From the listing below, copy every line with the word "this".

## START

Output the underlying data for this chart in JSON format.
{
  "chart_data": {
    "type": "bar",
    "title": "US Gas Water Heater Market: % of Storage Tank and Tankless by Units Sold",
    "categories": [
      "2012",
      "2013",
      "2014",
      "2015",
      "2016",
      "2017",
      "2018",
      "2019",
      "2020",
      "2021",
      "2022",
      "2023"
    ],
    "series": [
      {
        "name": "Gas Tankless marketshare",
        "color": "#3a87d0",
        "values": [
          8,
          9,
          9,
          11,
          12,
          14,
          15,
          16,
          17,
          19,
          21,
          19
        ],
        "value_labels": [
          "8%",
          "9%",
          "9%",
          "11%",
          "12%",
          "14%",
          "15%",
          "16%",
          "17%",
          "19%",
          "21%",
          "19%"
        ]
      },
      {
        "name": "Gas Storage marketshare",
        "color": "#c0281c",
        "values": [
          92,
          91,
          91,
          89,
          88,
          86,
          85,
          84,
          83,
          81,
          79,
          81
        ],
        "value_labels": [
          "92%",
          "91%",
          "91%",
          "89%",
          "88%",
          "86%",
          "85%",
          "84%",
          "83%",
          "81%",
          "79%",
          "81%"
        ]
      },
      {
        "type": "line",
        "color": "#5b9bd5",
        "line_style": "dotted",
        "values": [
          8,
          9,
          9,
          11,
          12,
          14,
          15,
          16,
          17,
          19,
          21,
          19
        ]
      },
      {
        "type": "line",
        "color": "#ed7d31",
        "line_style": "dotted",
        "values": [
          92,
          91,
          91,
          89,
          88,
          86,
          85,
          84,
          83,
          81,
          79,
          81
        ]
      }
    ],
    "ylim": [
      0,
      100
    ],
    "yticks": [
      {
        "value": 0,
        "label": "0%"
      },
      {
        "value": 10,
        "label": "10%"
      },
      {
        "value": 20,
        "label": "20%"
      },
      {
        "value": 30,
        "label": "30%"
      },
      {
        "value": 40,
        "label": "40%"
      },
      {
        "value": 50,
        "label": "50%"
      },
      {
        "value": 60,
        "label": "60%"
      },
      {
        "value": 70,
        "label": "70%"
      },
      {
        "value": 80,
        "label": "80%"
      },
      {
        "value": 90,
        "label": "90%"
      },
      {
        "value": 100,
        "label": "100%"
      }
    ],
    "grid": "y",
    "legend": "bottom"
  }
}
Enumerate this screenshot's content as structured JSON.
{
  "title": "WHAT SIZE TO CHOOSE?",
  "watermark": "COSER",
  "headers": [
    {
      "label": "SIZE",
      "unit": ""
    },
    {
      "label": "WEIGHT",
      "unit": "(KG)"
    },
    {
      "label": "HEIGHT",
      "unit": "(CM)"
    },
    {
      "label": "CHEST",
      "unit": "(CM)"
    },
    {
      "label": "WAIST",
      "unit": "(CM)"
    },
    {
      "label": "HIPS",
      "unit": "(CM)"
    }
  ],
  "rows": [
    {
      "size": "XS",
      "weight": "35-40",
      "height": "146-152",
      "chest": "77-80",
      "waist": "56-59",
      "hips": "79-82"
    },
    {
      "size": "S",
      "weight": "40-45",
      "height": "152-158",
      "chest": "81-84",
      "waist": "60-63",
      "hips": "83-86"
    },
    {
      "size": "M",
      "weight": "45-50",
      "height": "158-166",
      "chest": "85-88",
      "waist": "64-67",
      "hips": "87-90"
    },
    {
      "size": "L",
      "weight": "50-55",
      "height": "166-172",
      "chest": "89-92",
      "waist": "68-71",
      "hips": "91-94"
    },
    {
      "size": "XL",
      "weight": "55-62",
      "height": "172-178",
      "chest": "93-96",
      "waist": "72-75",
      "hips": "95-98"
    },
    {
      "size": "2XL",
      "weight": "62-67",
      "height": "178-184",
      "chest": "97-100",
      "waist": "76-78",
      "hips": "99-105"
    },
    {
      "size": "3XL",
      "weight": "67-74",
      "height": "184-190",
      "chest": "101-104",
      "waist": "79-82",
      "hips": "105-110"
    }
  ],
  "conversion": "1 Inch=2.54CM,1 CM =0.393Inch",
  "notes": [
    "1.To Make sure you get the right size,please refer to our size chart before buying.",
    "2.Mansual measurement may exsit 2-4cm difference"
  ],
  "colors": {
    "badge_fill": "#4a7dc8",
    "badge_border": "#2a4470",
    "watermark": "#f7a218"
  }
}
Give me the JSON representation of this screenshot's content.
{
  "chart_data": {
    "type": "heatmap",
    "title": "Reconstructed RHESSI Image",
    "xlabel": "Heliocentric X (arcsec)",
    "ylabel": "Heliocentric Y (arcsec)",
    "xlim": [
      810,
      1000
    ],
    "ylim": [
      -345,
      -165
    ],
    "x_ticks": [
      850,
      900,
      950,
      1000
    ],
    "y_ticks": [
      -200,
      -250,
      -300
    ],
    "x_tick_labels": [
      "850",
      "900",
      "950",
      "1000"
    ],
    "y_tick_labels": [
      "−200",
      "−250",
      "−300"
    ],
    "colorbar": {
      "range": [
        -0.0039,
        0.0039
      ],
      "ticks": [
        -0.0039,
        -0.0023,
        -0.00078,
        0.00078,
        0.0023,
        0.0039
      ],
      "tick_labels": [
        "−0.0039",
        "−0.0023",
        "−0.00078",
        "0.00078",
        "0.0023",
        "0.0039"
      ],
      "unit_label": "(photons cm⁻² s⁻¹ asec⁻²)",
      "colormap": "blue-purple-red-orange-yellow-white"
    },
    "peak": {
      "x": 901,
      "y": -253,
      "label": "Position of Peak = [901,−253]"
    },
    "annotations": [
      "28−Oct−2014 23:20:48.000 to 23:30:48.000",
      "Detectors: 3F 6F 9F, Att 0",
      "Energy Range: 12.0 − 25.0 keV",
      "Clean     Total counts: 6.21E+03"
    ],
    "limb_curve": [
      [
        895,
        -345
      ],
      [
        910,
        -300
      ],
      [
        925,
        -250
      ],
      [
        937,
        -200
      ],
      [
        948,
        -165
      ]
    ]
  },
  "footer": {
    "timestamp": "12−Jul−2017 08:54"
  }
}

## END

--- SOLUTION ---
Output the underlying data for this chart in JSON format.
Enumerate this screenshot's content as structured JSON.
Give me the JSON representation of this screenshot's content.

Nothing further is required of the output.